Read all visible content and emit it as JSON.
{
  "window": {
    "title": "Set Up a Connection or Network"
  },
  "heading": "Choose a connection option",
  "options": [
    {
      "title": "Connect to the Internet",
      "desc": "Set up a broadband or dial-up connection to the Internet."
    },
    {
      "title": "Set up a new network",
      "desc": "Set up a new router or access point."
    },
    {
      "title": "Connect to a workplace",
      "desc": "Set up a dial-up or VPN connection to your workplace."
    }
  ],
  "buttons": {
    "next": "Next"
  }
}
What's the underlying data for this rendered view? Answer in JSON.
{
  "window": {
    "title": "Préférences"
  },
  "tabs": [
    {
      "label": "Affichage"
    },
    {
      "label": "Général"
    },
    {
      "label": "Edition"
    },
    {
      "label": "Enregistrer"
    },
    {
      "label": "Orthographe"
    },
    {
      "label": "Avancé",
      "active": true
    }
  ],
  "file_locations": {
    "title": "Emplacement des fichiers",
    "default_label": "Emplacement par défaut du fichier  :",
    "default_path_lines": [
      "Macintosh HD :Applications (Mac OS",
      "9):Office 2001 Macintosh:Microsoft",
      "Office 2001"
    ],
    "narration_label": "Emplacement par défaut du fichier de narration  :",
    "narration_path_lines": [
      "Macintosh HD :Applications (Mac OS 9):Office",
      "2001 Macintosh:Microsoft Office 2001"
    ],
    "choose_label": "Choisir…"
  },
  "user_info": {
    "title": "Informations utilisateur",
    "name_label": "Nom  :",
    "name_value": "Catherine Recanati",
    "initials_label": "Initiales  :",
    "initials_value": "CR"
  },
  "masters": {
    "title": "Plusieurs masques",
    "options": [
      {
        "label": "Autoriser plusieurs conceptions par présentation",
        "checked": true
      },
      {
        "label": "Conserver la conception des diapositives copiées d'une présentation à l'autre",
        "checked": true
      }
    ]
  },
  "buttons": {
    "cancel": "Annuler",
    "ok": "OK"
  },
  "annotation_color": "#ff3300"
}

++++++++++++++++++++

Nothing should be changed: write out all of the data as is.

Finished exercise:
Read all visible content and emit it as JSON.
{
  "window": {
    "title": "Set Up a Connection or Network"
  },
  "heading": "Choose a connection option",
  "options": [
    {
      "title": "Connect to the Internet",
      "desc": "Set up a broadband or dial-up connection to the Internet."
    },
    {
      "title": "Set up a new network",
      "desc": "Set up a new router or access point."
    },
    {
      "title": "Connect to a workplace",
      "desc": "Set up a dial-up or VPN connection to your workplace."
    }
  ],
  "buttons": {
    "next": "Next"
  }
}
What's the underlying data for this rendered view? Answer in JSON.
{
  "window": {
    "title": "Préférences"
  },
  "tabs": [
    {
      "label": "Affichage"
    },
    {
      "label": "Général"
    },
    {
      "label": "Edition"
    },
    {
      "label": "Enregistrer"
    },
    {
      "label": "Orthographe"
    },
    {
      "label": "Avancé",
      "active": true
    }
  ],
  "file_locations": {
    "title": "Emplacement des fichiers",
    "default_label": "Emplacement par défaut du fichier  :",
    "default_path_lines": [
      "Macintosh HD :Applications (Mac OS",
      "9):Office 2001 Macintosh:Microsoft",
      "Office 2001"
    ],
    "narration_label": "Emplacement par défaut du fichier de narration  :",
    "narration_path_lines": [
      "Macintosh HD :Applications (Mac OS 9):Office",
      "2001 Macintosh:Microsoft Office 2001"
    ],
    "choose_label": "Choisir…"
  },
  "user_info": {
    "title": "Informations utilisateur",
    "name_label": "Nom  :",
    "name_value": "Catherine Recanati",
    "initials_label": "Initiales  :",
    "initials_value": "CR"
  },
  "masters": {
    "title": "Plusieurs masques",
    "options": [
      {
        "label": "Autoriser plusieurs conceptions par présentation",
        "checked": true
      },
      {
        "label": "Conserver la conception des diapositives copiées d'une présentation à l'autre",
        "checked": true
      }
    ]
  },
  "buttons": {
    "cancel": "Annuler",
    "ok": "OK"
  },
  "annotation_color": "#ff3300"
}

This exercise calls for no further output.